** Start of Dataset records **

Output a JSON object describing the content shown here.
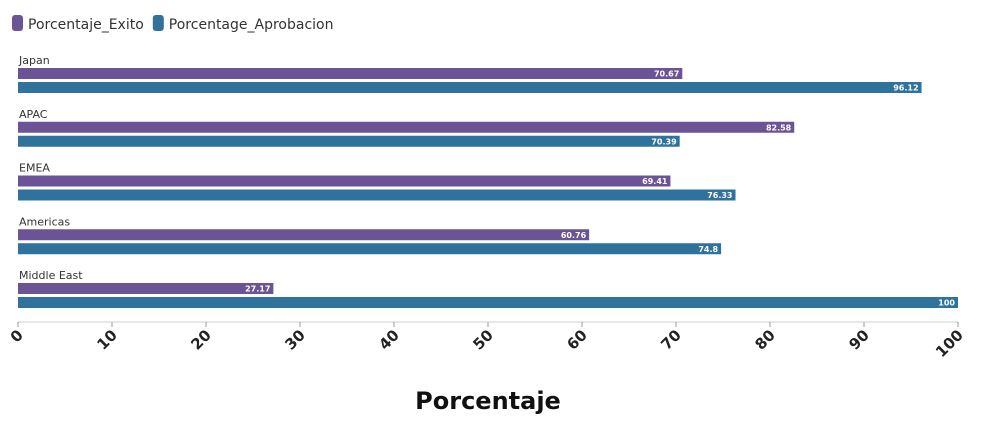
{
  "chart_data": {
    "type": "bar",
    "orientation": "horizontal",
    "categories": [
      "Japan",
      "APAC",
      "EMEA",
      "Americas",
      "Middle East"
    ],
    "series": [
      {
        "name": "Porcentaje_Exito",
        "color": "#6b5496",
        "values": [
          70.67,
          82.58,
          69.41,
          60.76,
          27.17
        ]
      },
      {
        "name": "Porcentage_Aprobacion",
        "color": "#2f729c",
        "values": [
          96.12,
          70.39,
          76.33,
          74.8,
          100
        ]
      }
    ],
    "xlabel": "Porcentaje",
    "xlim": [
      0,
      100
    ],
    "xticks": [
      0,
      10,
      20,
      30,
      40,
      50,
      60,
      70,
      80,
      90,
      100
    ],
    "legend_position": "top-left",
    "data_labels": true,
    "grid": false
  }
}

** End of Dataset records **

Transcribe the full listing above exactly as it stands, minus the pictures.

Output a JSON object describing the content shown here.
{
  "chart_data": {
    "type": "bar",
    "orientation": "horizontal",
    "categories": [
      "Japan",
      "APAC",
      "EMEA",
      "Americas",
      "Middle East"
    ],
    "series": [
      {
        "name": "Porcentaje_Exito",
        "color": "#6b5496",
        "values": [
          70.67,
          82.58,
          69.41,
          60.76,
          27.17
        ]
      },
      {
        "name": "Porcentage_Aprobacion",
        "color": "#2f729c",
        "values": [
          96.12,
          70.39,
          76.33,
          74.8,
          100
        ]
      }
    ],
    "xlabel": "Porcentaje",
    "xlim": [
      0,
      100
    ],
    "xticks": [
      0,
      10,
      20,
      30,
      40,
      50,
      60,
      70,
      80,
      90,
      100
    ],
    "legend_position": "top-left",
    "data_labels": true,
    "grid": false
  }
}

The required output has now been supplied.